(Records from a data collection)
--- Begin ---

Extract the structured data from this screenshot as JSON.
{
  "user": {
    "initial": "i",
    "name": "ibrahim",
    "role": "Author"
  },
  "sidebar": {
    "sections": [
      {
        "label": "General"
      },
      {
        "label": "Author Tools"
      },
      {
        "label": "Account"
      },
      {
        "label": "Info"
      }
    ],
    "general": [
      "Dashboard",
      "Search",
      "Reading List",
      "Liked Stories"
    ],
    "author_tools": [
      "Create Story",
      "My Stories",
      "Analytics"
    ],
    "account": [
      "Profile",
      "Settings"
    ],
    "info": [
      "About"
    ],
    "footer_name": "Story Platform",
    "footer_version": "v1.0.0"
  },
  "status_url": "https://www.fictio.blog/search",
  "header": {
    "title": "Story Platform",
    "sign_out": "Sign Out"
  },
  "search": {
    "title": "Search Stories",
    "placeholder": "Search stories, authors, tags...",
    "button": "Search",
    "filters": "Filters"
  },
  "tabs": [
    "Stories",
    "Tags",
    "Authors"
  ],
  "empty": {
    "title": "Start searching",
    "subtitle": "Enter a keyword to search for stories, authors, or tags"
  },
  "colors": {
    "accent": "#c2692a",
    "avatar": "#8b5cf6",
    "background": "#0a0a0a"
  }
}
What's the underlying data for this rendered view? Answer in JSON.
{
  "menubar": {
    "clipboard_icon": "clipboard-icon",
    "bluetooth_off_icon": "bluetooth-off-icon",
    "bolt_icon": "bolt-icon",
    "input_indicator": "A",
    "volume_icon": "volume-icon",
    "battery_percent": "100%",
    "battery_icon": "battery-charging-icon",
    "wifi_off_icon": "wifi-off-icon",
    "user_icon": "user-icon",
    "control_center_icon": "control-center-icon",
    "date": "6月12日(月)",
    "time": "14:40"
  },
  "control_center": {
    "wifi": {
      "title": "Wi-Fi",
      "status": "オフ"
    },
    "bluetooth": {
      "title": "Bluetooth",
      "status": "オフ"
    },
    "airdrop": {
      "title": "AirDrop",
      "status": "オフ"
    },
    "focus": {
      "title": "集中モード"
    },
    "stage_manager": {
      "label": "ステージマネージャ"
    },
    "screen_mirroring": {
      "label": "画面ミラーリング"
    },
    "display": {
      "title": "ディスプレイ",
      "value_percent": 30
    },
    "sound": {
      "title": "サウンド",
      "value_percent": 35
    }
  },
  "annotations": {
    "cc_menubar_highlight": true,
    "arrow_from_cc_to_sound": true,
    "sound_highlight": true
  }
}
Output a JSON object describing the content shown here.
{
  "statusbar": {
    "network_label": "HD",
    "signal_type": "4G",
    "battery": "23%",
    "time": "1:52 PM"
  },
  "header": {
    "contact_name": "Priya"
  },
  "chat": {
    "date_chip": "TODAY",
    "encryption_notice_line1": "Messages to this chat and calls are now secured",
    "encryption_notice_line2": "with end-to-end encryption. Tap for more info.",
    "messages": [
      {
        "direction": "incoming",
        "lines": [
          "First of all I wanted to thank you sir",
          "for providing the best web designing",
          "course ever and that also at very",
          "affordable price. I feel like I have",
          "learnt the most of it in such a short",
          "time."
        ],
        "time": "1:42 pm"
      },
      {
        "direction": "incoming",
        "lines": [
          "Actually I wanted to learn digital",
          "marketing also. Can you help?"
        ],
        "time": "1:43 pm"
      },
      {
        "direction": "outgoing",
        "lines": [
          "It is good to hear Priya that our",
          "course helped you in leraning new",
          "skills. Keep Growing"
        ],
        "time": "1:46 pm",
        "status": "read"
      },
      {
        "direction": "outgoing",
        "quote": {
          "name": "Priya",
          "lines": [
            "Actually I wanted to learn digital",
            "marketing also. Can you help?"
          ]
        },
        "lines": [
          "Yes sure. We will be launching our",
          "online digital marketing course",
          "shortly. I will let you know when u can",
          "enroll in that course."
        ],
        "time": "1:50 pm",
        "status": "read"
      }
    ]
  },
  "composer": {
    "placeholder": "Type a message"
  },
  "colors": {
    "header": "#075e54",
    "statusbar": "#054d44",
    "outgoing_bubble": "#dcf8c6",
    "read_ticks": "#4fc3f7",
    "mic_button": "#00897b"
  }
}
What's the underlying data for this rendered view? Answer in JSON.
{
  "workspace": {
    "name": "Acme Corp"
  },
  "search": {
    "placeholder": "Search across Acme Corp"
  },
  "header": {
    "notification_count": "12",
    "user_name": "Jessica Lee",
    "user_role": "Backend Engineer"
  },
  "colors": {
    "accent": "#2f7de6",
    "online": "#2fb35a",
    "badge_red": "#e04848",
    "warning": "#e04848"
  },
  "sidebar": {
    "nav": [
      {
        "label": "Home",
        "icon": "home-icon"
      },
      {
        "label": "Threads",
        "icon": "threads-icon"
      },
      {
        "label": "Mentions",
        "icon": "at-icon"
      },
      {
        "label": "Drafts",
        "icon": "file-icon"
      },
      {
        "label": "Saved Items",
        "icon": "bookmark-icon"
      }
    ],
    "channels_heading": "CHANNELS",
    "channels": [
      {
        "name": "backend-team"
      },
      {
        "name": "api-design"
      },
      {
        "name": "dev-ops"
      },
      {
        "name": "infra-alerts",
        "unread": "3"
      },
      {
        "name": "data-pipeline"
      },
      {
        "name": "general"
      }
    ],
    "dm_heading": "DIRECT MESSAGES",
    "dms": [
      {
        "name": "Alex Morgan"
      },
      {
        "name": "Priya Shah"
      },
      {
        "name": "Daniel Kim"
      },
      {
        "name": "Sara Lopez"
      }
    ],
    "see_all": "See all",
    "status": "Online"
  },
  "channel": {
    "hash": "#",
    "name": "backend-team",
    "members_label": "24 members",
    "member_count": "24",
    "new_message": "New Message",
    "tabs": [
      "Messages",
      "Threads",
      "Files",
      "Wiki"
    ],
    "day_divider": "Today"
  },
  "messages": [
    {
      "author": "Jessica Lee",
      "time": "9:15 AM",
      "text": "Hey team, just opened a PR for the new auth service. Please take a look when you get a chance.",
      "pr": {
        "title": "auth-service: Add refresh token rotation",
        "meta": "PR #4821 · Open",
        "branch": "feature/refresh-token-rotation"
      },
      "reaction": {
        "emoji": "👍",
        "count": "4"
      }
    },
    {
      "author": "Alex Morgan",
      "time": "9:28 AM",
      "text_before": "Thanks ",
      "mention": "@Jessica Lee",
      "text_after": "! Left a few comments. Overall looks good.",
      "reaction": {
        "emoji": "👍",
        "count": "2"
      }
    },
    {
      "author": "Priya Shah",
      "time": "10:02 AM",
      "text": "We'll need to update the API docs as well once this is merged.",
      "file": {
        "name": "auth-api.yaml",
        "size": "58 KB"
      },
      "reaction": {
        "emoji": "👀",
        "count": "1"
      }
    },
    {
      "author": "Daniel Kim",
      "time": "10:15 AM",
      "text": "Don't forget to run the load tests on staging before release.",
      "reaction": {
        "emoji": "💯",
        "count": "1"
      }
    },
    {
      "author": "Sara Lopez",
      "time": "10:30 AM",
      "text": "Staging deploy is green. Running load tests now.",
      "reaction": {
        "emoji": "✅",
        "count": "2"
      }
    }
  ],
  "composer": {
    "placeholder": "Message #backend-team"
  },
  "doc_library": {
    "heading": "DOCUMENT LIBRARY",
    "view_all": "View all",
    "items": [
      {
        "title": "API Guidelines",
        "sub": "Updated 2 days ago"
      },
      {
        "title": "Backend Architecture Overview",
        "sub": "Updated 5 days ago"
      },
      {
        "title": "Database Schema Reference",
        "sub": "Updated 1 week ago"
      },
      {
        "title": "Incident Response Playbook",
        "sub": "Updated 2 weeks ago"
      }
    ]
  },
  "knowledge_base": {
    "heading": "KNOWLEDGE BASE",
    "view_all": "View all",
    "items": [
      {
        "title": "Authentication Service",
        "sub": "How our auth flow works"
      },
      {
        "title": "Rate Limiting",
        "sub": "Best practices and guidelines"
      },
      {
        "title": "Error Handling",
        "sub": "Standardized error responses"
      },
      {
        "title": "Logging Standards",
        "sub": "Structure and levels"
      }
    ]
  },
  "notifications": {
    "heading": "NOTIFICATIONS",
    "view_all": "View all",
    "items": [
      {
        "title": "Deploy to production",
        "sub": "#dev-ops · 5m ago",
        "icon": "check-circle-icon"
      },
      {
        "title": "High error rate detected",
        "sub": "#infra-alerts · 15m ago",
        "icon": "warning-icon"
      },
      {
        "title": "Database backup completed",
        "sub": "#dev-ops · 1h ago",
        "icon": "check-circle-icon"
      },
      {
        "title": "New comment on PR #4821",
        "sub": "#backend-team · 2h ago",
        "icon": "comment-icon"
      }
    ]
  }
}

--- End ---

◆ EXERCISE PROMPT: Search the data for the word "time" and copy each line where it appears.

◆ SOLUTION:
    "time": "14:40"
    "time": "1:52 PM"
          "time."
        "time": "1:42 pm"
        "time": "1:43 pm"
        "time": "1:46 pm",
        "time": "1:50 pm",
      "time": "9:15 AM",
      "time": "9:28 AM",
      "time": "10:02 AM",
      "time": "10:15 AM",
      "time": "10:30 AM",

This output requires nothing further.